>> begin TASK MATERIAL

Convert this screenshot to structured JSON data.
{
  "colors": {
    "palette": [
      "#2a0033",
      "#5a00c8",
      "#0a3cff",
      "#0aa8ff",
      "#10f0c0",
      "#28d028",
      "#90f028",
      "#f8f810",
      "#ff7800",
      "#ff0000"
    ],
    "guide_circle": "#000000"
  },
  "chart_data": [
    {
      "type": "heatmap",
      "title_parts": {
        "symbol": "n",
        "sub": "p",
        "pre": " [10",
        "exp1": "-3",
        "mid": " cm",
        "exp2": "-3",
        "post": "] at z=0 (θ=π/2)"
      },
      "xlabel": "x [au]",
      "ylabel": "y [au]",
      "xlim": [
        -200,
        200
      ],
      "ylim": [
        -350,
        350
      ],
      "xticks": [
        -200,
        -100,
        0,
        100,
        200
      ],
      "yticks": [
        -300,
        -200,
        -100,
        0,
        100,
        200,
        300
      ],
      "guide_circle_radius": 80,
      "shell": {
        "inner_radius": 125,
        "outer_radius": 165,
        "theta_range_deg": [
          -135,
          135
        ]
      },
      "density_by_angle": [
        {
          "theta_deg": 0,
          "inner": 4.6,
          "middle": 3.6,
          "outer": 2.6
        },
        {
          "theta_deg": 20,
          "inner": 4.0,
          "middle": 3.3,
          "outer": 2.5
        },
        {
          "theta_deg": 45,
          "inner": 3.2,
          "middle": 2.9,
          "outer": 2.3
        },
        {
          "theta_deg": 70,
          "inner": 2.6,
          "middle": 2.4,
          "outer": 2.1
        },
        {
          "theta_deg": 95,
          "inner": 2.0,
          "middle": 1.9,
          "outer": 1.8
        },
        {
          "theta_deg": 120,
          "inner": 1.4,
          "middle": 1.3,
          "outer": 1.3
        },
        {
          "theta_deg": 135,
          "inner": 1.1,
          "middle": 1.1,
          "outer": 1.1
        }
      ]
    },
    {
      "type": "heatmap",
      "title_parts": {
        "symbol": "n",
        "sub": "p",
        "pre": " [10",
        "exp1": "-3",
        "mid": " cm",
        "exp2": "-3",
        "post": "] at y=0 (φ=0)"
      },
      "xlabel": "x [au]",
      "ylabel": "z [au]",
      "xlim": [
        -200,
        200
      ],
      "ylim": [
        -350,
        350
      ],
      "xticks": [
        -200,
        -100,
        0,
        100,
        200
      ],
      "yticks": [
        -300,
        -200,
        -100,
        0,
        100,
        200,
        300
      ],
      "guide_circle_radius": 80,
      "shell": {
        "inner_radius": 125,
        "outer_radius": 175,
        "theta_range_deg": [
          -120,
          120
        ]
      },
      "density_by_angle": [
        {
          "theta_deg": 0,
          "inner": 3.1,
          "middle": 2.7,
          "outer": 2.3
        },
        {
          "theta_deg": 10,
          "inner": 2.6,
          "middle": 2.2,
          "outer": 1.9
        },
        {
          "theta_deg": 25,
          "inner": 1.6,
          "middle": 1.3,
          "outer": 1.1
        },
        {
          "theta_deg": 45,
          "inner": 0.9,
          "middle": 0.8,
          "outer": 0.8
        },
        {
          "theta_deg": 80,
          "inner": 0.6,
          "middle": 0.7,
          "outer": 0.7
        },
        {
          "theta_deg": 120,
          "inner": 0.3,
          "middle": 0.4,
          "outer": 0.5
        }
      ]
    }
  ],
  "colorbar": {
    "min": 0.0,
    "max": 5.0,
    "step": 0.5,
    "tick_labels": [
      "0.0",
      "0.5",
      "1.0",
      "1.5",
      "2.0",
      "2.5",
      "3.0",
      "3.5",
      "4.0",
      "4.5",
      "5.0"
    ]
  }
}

>> end TASK MATERIAL

TASK DESCRIPTION: Take the records above and return them exactly as written.

SOLUTION TO THIS TASK:
Convert this screenshot to structured JSON data.
{
  "colors": {
    "palette": [
      "#2a0033",
      "#5a00c8",
      "#0a3cff",
      "#0aa8ff",
      "#10f0c0",
      "#28d028",
      "#90f028",
      "#f8f810",
      "#ff7800",
      "#ff0000"
    ],
    "guide_circle": "#000000"
  },
  "chart_data": [
    {
      "type": "heatmap",
      "title_parts": {
        "symbol": "n",
        "sub": "p",
        "pre": " [10",
        "exp1": "-3",
        "mid": " cm",
        "exp2": "-3",
        "post": "] at z=0 (θ=π/2)"
      },
      "xlabel": "x [au]",
      "ylabel": "y [au]",
      "xlim": [
        -200,
        200
      ],
      "ylim": [
        -350,
        350
      ],
      "xticks": [
        -200,
        -100,
        0,
        100,
        200
      ],
      "yticks": [
        -300,
        -200,
        -100,
        0,
        100,
        200,
        300
      ],
      "guide_circle_radius": 80,
      "shell": {
        "inner_radius": 125,
        "outer_radius": 165,
        "theta_range_deg": [
          -135,
          135
        ]
      },
      "density_by_angle": [
        {
          "theta_deg": 0,
          "inner": 4.6,
          "middle": 3.6,
          "outer": 2.6
        },
        {
          "theta_deg": 20,
          "inner": 4.0,
          "middle": 3.3,
          "outer": 2.5
        },
        {
          "theta_deg": 45,
          "inner": 3.2,
          "middle": 2.9,
          "outer": 2.3
        },
        {
          "theta_deg": 70,
          "inner": 2.6,
          "middle": 2.4,
          "outer": 2.1
        },
        {
          "theta_deg": 95,
          "inner": 2.0,
          "middle": 1.9,
          "outer": 1.8
        },
        {
          "theta_deg": 120,
          "inner": 1.4,
          "middle": 1.3,
          "outer": 1.3
        },
        {
          "theta_deg": 135,
          "inner": 1.1,
          "middle": 1.1,
          "outer": 1.1
        }
      ]
    },
    {
      "type": "heatmap",
      "title_parts": {
        "symbol": "n",
        "sub": "p",
        "pre": " [10",
        "exp1": "-3",
        "mid": " cm",
        "exp2": "-3",
        "post": "] at y=0 (φ=0)"
      },
      "xlabel": "x [au]",
      "ylabel": "z [au]",
      "xlim": [
        -200,
        200
      ],
      "ylim": [
        -350,
        350
      ],
      "xticks": [
        -200,
        -100,
        0,
        100,
        200
      ],
      "yticks": [
        -300,
        -200,
        -100,
        0,
        100,
        200,
        300
      ],
      "guide_circle_radius": 80,
      "shell": {
        "inner_radius": 125,
        "outer_radius": 175,
        "theta_range_deg": [
          -120,
          120
        ]
      },
      "density_by_angle": [
        {
          "theta_deg": 0,
          "inner": 3.1,
          "middle": 2.7,
          "outer": 2.3
        },
        {
          "theta_deg": 10,
          "inner": 2.6,
          "middle": 2.2,
          "outer": 1.9
        },
        {
          "theta_deg": 25,
          "inner": 1.6,
          "middle": 1.3,
          "outer": 1.1
        },
        {
          "theta_deg": 45,
          "inner": 0.9,
          "middle": 0.8,
          "outer": 0.8
        },
        {
          "theta_deg": 80,
          "inner": 0.6,
          "middle": 0.7,
          "outer": 0.7
        },
        {
          "theta_deg": 120,
          "inner": 0.3,
          "middle": 0.4,
          "outer": 0.5
        }
      ]
    }
  ],
  "colorbar": {
    "min": 0.0,
    "max": 5.0,
    "step": 0.5,
    "tick_labels": [
      "0.0",
      "0.5",
      "1.0",
      "1.5",
      "2.0",
      "2.5",
      "3.0",
      "3.5",
      "4.0",
      "4.5",
      "5.0"
    ]
  }
}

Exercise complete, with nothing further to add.